### REQUIREMENT
Answer these questions using the dexpanthenol abstract:
1. What daily dose of nicotine did the male rats receive?
2. How many weeks did the treatment period last?
3. Which oxidative stress measure decreased after nicotine administration?

Dexpanthenol exhibits antiapoptotic and anti‐inflammatory effects against nicotine‐induced liver damage by modulating Bax/Bcl‐xL, Caspase‐3/9, and Akt/NF‐κB pathways

Abstract

AbstractChronic tobacco use can lead to liver damage and inflammation due to the accumulation of various toxins in the body. This study aimed to investigate the correlation between the molecular mechanisms of nicotine‐induced liver injury, the caspase cascade, and the Akt/NF‐κB signaling pathway, as well as the protective effects of dexpanthenol (DEX). Male rats were subjected to intraperitoneal injections of nicotine at a concentration of 0.5 mg/kg/day and/or DEX at a concentration of 500 mg/kg/day for 8 weeks. After the treatment period, liver function tests were conducted on serum samples, and tissue samples were analyzed for protein levels of Akt, NF‐κB, Bax, Bcl‐xL, Caspase‐3, and Caspase‐9, along with histopathological changes. Additionally, assessments of oxidative stress markers and proinflammatory cytokines were carried out. Nicotine administration led to elevated levels of IL‐6, IL‐1β, MDA, TOS, and oxidative stress index, accompanied by decreased TAS levels. Moreover, nicotine exposure reduced the p‐Akt/Akt ratio, increased NF‐κB, Bax, Caspase‐3, and Caspase‐9 protein levels, and decreased the antiapoptotic protein Bcl‐xL levels. DEX treatment significantly mitigated these effects, restoring the parameters to levels comparable to those of the control group. Nicotine‐induced liver injury resulted in oxidative stress, inflammation, and apoptosis, mediated by Bax/Bcl‐xL, Caspase‐3, Caspase‐9, and Akt/NF‐κB pathways. Conversely, DEX effectively attenuated nicotine‐induced liver injury by modulating apoptosis through NF‐κB, Caspase‐3, Caspase‐9, Bax inhibition, and Bcl‐xL activation.

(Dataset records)

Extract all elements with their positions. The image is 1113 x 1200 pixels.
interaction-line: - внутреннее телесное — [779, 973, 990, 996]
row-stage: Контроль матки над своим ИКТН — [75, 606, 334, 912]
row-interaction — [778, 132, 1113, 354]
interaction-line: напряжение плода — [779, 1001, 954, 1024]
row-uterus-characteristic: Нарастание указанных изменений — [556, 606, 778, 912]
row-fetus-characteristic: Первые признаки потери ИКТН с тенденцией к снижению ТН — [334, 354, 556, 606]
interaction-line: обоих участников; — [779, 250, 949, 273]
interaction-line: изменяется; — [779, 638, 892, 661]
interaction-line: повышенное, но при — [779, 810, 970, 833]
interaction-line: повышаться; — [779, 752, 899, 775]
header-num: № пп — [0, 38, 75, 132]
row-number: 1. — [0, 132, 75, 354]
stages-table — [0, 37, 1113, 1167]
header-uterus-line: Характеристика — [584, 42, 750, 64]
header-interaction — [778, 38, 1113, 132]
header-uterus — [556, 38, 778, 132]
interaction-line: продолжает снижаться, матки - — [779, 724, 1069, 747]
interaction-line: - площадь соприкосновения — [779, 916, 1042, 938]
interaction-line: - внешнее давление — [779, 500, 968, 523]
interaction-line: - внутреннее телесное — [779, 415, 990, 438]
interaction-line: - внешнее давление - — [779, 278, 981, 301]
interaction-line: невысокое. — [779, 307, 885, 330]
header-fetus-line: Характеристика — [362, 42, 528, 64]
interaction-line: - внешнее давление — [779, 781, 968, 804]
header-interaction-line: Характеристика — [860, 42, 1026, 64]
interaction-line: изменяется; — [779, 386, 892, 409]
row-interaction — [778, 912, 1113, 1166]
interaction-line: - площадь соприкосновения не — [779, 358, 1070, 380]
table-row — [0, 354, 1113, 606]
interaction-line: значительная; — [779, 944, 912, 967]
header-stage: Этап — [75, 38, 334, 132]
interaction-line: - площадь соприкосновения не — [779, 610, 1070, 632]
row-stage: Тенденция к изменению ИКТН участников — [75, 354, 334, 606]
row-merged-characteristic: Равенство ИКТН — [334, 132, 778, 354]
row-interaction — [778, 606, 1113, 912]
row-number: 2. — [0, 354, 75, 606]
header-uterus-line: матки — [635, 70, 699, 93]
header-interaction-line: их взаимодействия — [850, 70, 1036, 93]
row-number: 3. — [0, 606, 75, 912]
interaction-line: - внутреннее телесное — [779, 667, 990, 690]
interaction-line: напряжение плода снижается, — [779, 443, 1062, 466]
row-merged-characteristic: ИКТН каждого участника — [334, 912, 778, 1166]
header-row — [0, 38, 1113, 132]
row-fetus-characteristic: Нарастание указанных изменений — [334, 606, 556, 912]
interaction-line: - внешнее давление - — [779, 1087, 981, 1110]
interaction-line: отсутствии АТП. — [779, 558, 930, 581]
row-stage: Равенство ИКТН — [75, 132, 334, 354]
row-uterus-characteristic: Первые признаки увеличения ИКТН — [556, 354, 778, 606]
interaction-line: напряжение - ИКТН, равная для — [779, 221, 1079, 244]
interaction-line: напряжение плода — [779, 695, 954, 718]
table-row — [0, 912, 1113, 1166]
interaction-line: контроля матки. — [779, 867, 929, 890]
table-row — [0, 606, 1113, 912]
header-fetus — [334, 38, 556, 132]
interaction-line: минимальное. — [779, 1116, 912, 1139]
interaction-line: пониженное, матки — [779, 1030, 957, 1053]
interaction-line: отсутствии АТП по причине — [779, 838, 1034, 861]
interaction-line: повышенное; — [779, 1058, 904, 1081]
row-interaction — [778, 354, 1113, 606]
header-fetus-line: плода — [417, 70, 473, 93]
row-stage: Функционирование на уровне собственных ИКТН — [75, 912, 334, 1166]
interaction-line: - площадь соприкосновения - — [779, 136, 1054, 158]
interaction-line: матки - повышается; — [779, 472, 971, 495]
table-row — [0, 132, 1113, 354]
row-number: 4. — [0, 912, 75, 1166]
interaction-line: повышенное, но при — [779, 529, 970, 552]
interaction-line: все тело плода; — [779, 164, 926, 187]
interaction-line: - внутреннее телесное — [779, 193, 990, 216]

### RESULT
1. 0.5 mg/kg/day
2. 8 weeks
3. TAS levels